[学習用本文]
今回は、日本を経済大国へと導いた1960年頃の”所得倍増計画”を振り返ってみましょう。
池田勇人
まずは主人公の確認です。池田勇人は1899年、広島県で7人兄弟の末っ子として生まれました。
京大法学部を卒業後、大蔵省へ入るも、当時は東大卒が出世コースを牛耳っていたので、なかなか日の目を浴びず。さらには皮膚の難病を患い、長期休職を余儀なくされました。
奇跡的な回復で復職後、色々あって政治家になることを決意します。
すると、新人ながら、第3次吉田内閣で大蔵大臣に抜擢され、そこからどんどんと頭角を現していきました。
所得”倍増”
戦後の日本を豊かにするために、大蔵省出身で経済に詳しい池田は色々と考えました。
その中で、読売新聞の朝刊の見出しで『賃金2倍』というものが池田の心を捉えました。国民にわかりやすく「経済成長」を印象づけるからです。
そして、理論や実現性は横においておき、「日本人の所得を(10年以内に)2倍にする」と決めました。
当時の民間経済界の間では、日本経済は、戦後の復興段階を終えて、今後鈍化するという見方が根強かったものの、「所得倍増」という言葉は国民の心を捉えました。
年率9%成長
1960年、ついに内閣総理大臣となった池田は、経済成長年率9%は可能だと述べました。
仮にこの成長率を達成し続けたとしても、急速な賃上げは必ずインフレが起こるので、実質的に豊かになるとは言えないと考えられ、多くの評論家は所得倍増論を切り捨てました。
実際、急激な賃金上昇が起こると、当然モノの値段も上がりインフレとなります。
さらに、累進課税により所得税も急に増え、実際それほど豊かにならないというブラケットクリープ現象が起こり、人々は消費控えに走り成長は鈍化してしまいます。
経済をよく知る、池田は物価調整減税を行い*1、物価上昇に応じてその分控除を増やした”減税”で乗り切りました。
太平洋ベルト
さて、ここからは、所得倍増計画の細かいところを見ていきましょう。
戦後の復興では、米作りの為の用水路やダムなどの日常生活レベルのインフラに力が入れられていました。
60年代からは工業のインフラを整備し、経済発展を目指す下地を作ることにしました。
東京・名古屋・大阪・博多をつなぐ太平洋ベルト地帯に工業地帯を形成することを閣議決定しました。
太平洋ベルトの成功には重要な要素があり、原材料が海外から船舶で日本に入ってくるため、太平洋側の沿岸部というのが効率よかったのです。

[課題 1] 本文の「今回は、日本を経済大国へと導」で始まり「10年以内に)2倍にする」と決めました。」で終わる部分を、「大蔵省」を「財務省」に置き換えて書き直してください。
[課題 2] 本文によると、池田勇人は何年にどこで生まれましたか。
[課題 3]
次の(a)〜(c)が本文の内容と合っているかを、はいかいいえで答えてください。それぞれ、判断の根拠となる本文の語句をそのまま引用してください。
(a) 池田勇人は東大法学部を卒業した。
(b) 池田は第3次吉田内閣で大蔵大臣に抜擢された。
(c) 太平洋ベルト地帯は東京・名古屋・大阪・博多をつなぐ。
記録はこの作業に一切関わりません。

[抽出データ]
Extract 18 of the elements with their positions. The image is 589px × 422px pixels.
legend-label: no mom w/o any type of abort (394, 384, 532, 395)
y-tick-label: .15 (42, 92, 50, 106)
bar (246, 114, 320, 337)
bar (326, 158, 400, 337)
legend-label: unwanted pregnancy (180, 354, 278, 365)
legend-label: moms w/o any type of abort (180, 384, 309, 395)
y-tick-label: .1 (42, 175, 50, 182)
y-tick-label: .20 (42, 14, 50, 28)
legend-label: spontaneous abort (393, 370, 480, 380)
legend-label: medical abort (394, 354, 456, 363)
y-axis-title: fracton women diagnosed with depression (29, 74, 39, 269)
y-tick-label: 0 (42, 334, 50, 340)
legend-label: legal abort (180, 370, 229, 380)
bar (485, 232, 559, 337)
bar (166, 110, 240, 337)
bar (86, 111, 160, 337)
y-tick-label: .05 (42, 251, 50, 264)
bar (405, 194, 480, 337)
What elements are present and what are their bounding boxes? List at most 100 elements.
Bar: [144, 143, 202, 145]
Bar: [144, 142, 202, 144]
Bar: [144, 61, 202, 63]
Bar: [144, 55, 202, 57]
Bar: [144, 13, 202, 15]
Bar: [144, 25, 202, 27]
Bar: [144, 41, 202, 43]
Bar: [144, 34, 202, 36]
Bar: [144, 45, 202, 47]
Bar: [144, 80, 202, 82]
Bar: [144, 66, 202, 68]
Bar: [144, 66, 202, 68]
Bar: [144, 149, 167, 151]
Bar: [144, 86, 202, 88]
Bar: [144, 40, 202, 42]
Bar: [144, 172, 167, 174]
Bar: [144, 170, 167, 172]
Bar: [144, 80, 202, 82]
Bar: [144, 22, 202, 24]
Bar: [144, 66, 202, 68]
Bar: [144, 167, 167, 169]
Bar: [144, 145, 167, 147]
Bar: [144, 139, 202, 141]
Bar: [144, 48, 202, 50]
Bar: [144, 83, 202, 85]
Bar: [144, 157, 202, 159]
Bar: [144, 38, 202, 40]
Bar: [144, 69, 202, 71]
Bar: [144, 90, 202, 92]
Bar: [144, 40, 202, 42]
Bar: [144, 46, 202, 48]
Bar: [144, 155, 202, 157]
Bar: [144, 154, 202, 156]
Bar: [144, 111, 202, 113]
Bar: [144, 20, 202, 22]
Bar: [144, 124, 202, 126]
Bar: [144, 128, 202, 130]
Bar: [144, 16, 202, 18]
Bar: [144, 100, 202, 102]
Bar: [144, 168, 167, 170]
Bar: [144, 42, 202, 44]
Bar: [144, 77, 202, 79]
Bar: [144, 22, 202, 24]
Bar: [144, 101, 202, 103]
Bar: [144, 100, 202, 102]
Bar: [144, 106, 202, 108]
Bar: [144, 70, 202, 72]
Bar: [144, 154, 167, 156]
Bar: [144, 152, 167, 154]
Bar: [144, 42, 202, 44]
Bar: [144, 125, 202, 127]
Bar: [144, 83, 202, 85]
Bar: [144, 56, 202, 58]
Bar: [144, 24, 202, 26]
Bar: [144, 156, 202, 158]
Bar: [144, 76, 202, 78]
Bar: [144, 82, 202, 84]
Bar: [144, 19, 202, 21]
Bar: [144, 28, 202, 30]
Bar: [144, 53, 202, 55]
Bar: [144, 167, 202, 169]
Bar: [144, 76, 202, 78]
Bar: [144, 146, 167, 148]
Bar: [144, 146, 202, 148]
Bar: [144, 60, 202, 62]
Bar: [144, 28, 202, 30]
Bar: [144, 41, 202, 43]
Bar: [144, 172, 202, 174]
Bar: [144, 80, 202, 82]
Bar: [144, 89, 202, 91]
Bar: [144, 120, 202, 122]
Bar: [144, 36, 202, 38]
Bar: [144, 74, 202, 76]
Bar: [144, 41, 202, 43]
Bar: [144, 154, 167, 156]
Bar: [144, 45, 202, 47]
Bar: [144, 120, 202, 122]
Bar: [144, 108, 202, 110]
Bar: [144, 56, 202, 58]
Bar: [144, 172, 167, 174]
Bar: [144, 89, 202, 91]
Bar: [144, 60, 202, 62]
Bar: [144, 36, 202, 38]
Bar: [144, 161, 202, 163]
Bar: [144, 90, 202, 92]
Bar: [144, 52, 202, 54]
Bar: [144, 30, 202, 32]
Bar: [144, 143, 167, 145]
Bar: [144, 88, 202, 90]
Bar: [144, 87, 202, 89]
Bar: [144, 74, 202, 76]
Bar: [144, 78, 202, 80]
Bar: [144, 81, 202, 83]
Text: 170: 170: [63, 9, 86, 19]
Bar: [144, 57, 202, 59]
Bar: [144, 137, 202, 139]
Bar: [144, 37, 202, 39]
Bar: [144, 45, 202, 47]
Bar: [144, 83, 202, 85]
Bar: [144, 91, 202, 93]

[模範解答 1]
今回は、日本を経済大国へと導いた1960年頃の”所得倍増計画”を振り返ってみましょう。
池田勇人
まずは主人公の確認です。池田勇人は1899年、広島県で7人兄弟の末っ子として生まれました。
京大法学部を卒業後、財務省へ入るも、当時は東大卒が出世コースを牛耳っていたので、なかなか日の目を浴びず。さらには皮膚の難病を患い、長期休職を余儀なくされました。
奇跡的な回復で復職後、色々あって政治家になることを決意します。
すると、新人ながら、第3次吉田内閣で大蔵大臣に抜擢され、そこからどんどんと頭角を現していきました。
所得”倍増”
戦後の日本を豊かにするために、財務省出身で経済に詳しい池田は色々と考えました。
その中で、読売新聞の朝刊の見出しで『賃金2倍』というものが池田の心を捉えました。国民にわかりやすく「経済成長」を印象づけるからです。
そして、理論や実現性は横においておき、「日本人の所得を(10年以内に)2倍にする」と決めました。

[模範解答 2] 1899年に広島県で生まれました。

[模範解答 3]
(a) いいえ。「京大法学部を卒業後」
(b) はい。「第3次吉田内閣で大蔵大臣に抜擢され」
(c) はい。「東京・名古屋・大阪・博多をつなぐ太平洋ベルト地帯」